■ **Stated task**: Quote the entries word for word. Omit the pictures.

[Dataset entries]

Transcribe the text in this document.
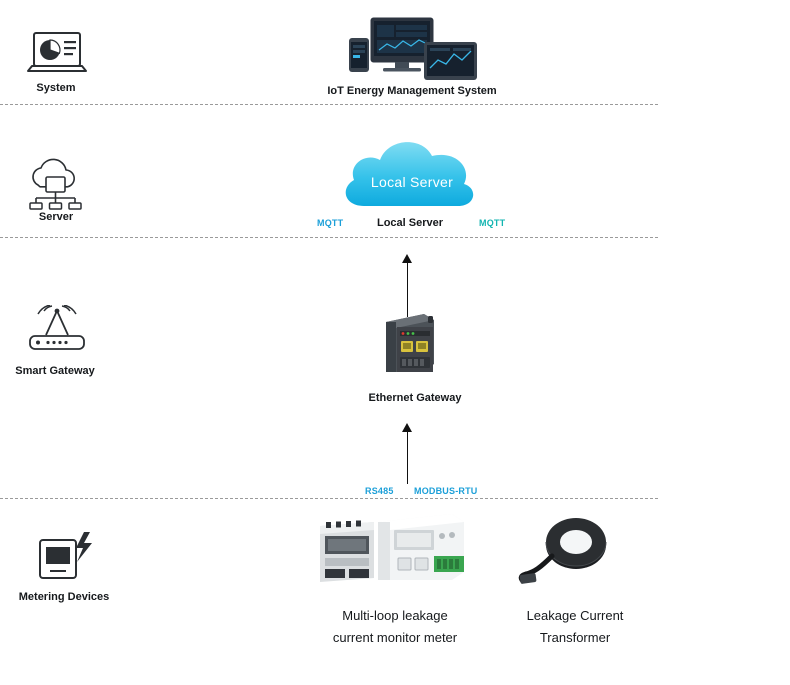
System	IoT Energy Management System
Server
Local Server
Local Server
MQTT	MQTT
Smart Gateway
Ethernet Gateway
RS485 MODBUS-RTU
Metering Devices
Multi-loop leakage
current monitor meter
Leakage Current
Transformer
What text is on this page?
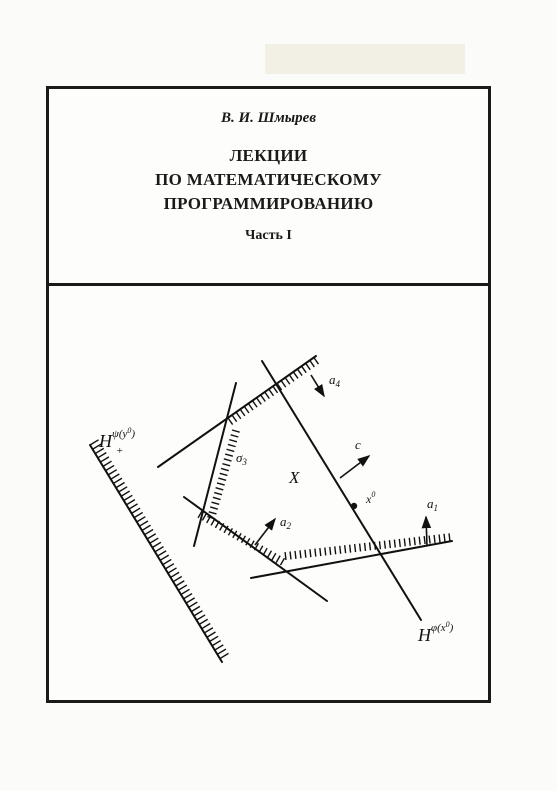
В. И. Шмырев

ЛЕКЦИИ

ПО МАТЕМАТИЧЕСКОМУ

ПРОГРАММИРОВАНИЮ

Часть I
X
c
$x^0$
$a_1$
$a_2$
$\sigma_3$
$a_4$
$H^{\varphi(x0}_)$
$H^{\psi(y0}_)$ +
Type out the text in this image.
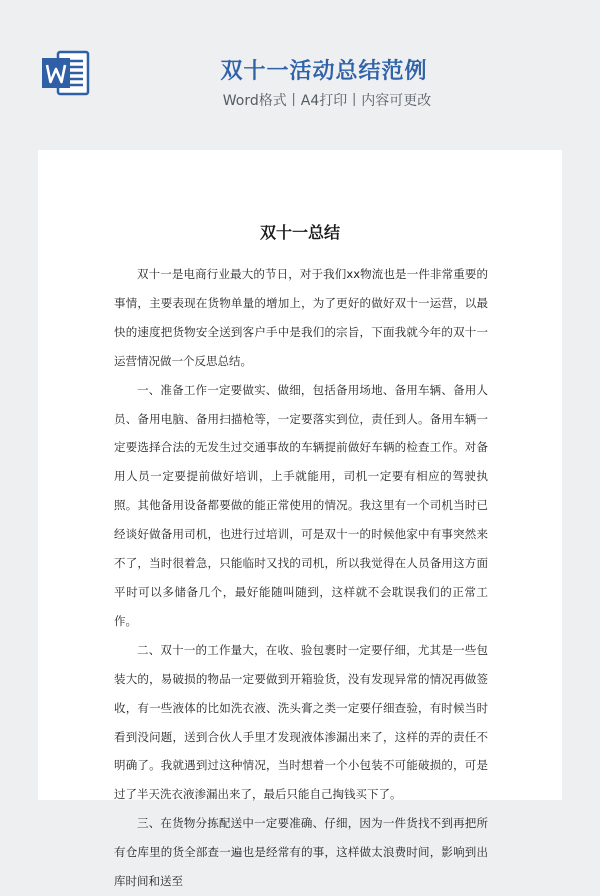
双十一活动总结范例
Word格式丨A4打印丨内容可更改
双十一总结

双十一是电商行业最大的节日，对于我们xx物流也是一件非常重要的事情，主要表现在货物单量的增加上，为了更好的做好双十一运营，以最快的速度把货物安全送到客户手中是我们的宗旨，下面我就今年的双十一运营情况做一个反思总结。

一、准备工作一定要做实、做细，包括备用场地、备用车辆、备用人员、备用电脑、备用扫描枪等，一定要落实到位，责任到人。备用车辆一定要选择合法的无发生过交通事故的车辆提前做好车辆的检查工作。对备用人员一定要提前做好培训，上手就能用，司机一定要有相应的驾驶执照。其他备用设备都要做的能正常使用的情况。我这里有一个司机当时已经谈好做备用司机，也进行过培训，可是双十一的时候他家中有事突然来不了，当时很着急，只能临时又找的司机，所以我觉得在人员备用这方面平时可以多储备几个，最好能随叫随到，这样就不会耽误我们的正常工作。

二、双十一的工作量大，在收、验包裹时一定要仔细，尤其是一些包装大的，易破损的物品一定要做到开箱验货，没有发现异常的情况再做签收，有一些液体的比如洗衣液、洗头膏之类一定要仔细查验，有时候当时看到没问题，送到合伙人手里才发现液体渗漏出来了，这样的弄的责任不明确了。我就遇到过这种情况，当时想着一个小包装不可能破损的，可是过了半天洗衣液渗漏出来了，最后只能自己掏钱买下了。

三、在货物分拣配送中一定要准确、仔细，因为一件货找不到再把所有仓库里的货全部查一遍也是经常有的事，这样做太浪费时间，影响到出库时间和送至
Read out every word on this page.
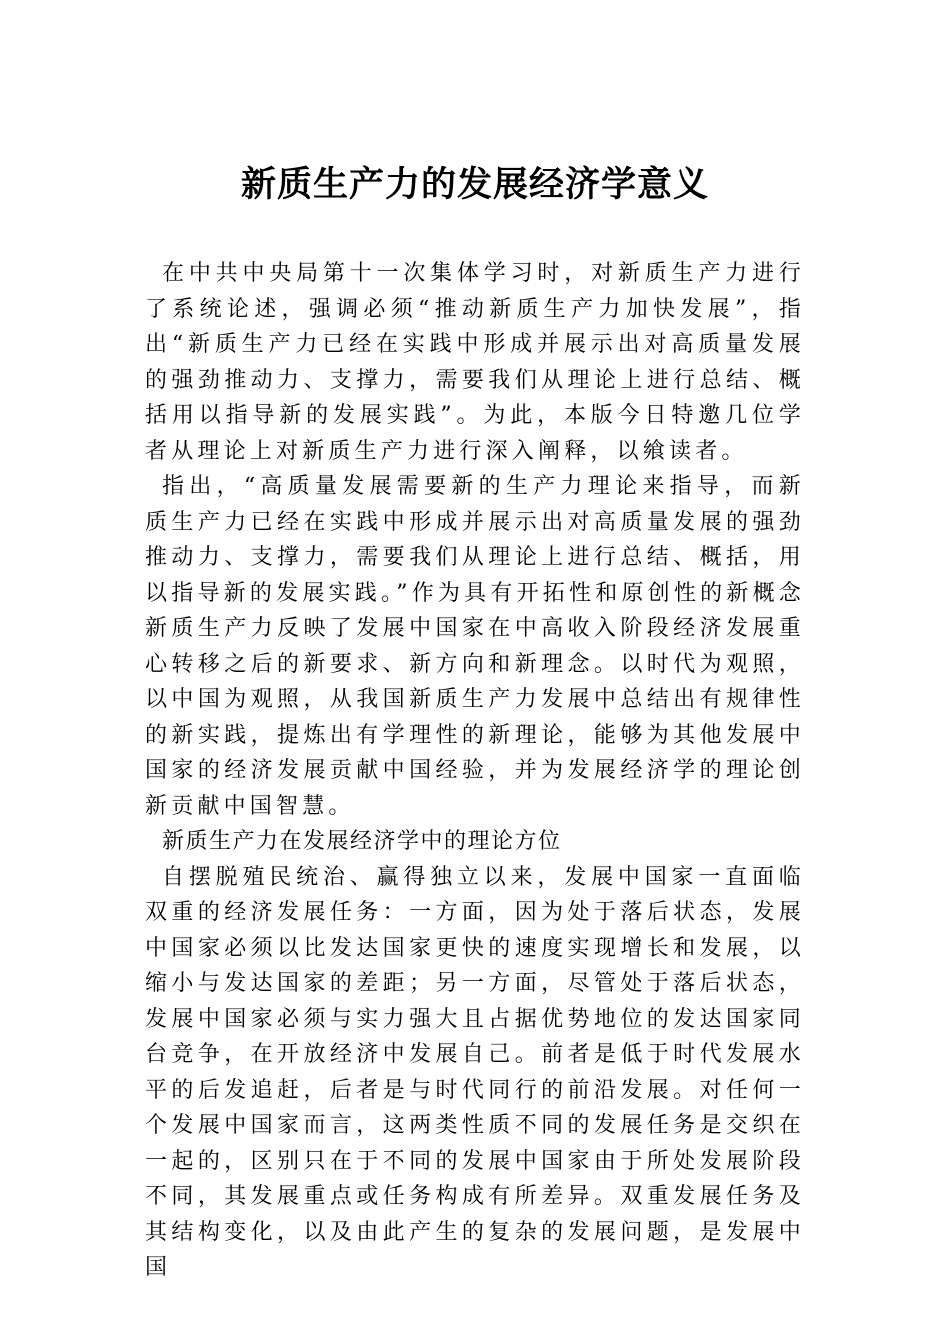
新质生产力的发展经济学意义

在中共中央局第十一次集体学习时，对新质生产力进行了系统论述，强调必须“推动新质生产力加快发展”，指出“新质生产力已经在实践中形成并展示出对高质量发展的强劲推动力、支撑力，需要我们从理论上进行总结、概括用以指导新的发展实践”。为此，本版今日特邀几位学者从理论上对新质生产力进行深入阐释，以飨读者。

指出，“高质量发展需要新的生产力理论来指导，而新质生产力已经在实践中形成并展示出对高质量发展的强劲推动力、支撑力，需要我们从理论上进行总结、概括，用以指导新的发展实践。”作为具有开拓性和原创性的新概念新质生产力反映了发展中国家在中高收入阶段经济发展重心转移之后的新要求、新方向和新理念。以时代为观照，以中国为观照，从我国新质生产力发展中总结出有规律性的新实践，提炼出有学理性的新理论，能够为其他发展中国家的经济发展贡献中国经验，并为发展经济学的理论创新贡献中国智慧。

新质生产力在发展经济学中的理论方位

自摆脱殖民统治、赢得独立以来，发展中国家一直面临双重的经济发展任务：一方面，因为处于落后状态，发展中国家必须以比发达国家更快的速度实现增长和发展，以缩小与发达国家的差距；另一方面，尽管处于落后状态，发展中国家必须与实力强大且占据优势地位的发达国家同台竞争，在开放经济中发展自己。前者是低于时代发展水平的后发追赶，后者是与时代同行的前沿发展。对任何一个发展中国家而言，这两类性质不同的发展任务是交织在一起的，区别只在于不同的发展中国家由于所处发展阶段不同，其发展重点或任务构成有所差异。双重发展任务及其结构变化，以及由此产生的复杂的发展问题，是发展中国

■ **Complete output**:
Transcribe the text in this document.
System	IoT Energy Management System
Server
Local Server
Local Server
MQTT	MQTT
Smart Gateway
Ethernet Gateway
RS485 MODBUS-RTU
Metering Devices
Multi-loop leakage
current monitor meter
Leakage Current
Transformer
What text is on this page?
В. И. Шмырев

ЛЕКЦИИ

ПО МАТЕМАТИЧЕСКОМУ

ПРОГРАММИРОВАНИЮ

Часть I
X
c
$x^0$
$a_1$
$a_2$
$\sigma_3$
$a_4$
$H^{\varphi(x0}_)$
$H^{\psi(y0}_)$ +
Type out the text in this image.
双十一活动总结范例
Word格式丨A4打印丨内容可更改
双十一总结

双十一是电商行业最大的节日，对于我们xx物流也是一件非常重要的事情，主要表现在货物单量的增加上，为了更好的做好双十一运营，以最快的速度把货物安全送到客户手中是我们的宗旨，下面我就今年的双十一运营情况做一个反思总结。

一、准备工作一定要做实、做细，包括备用场地、备用车辆、备用人员、备用电脑、备用扫描枪等，一定要落实到位，责任到人。备用车辆一定要选择合法的无发生过交通事故的车辆提前做好车辆的检查工作。对备用人员一定要提前做好培训，上手就能用，司机一定要有相应的驾驶执照。其他备用设备都要做的能正常使用的情况。我这里有一个司机当时已经谈好做备用司机，也进行过培训，可是双十一的时候他家中有事突然来不了，当时很着急，只能临时又找的司机，所以我觉得在人员备用这方面平时可以多储备几个，最好能随叫随到，这样就不会耽误我们的正常工作。

二、双十一的工作量大，在收、验包裹时一定要仔细，尤其是一些包装大的，易破损的物品一定要做到开箱验货，没有发现异常的情况再做签收，有一些液体的比如洗衣液、洗头膏之类一定要仔细查验，有时候当时看到没问题，送到合伙人手里才发现液体渗漏出来了，这样的弄的责任不明确了。我就遇到过这种情况，当时想着一个小包装不可能破损的，可是过了半天洗衣液渗漏出来了，最后只能自己掏钱买下了。

三、在货物分拣配送中一定要准确、仔细，因为一件货找不到再把所有仓库里的货全部查一遍也是经常有的事，这样做太浪费时间，影响到出库时间和送至
Read out every word on this page.
新质生产力的发展经济学意义

在中共中央局第十一次集体学习时，对新质生产力进行了系统论述，强调必须“推动新质生产力加快发展”，指出“新质生产力已经在实践中形成并展示出对高质量发展的强劲推动力、支撑力，需要我们从理论上进行总结、概括用以指导新的发展实践”。为此，本版今日特邀几位学者从理论上对新质生产力进行深入阐释，以飨读者。

指出，“高质量发展需要新的生产力理论来指导，而新质生产力已经在实践中形成并展示出对高质量发展的强劲推动力、支撑力，需要我们从理论上进行总结、概括，用以指导新的发展实践。”作为具有开拓性和原创性的新概念新质生产力反映了发展中国家在中高收入阶段经济发展重心转移之后的新要求、新方向和新理念。以时代为观照，以中国为观照，从我国新质生产力发展中总结出有规律性的新实践，提炼出有学理性的新理论，能够为其他发展中国家的经济发展贡献中国经验，并为发展经济学的理论创新贡献中国智慧。

新质生产力在发展经济学中的理论方位

自摆脱殖民统治、赢得独立以来，发展中国家一直面临双重的经济发展任务：一方面，因为处于落后状态，发展中国家必须以比发达国家更快的速度实现增长和发展，以缩小与发达国家的差距；另一方面，尽管处于落后状态，发展中国家必须与实力强大且占据优势地位的发达国家同台竞争，在开放经济中发展自己。前者是低于时代发展水平的后发追赶，后者是与时代同行的前沿发展。对任何一个发展中国家而言，这两类性质不同的发展任务是交织在一起的，区别只在于不同的发展中国家由于所处发展阶段不同，其发展重点或任务构成有所差异。双重发展任务及其结构变化，以及由此产生的复杂的发展问题，是发展中国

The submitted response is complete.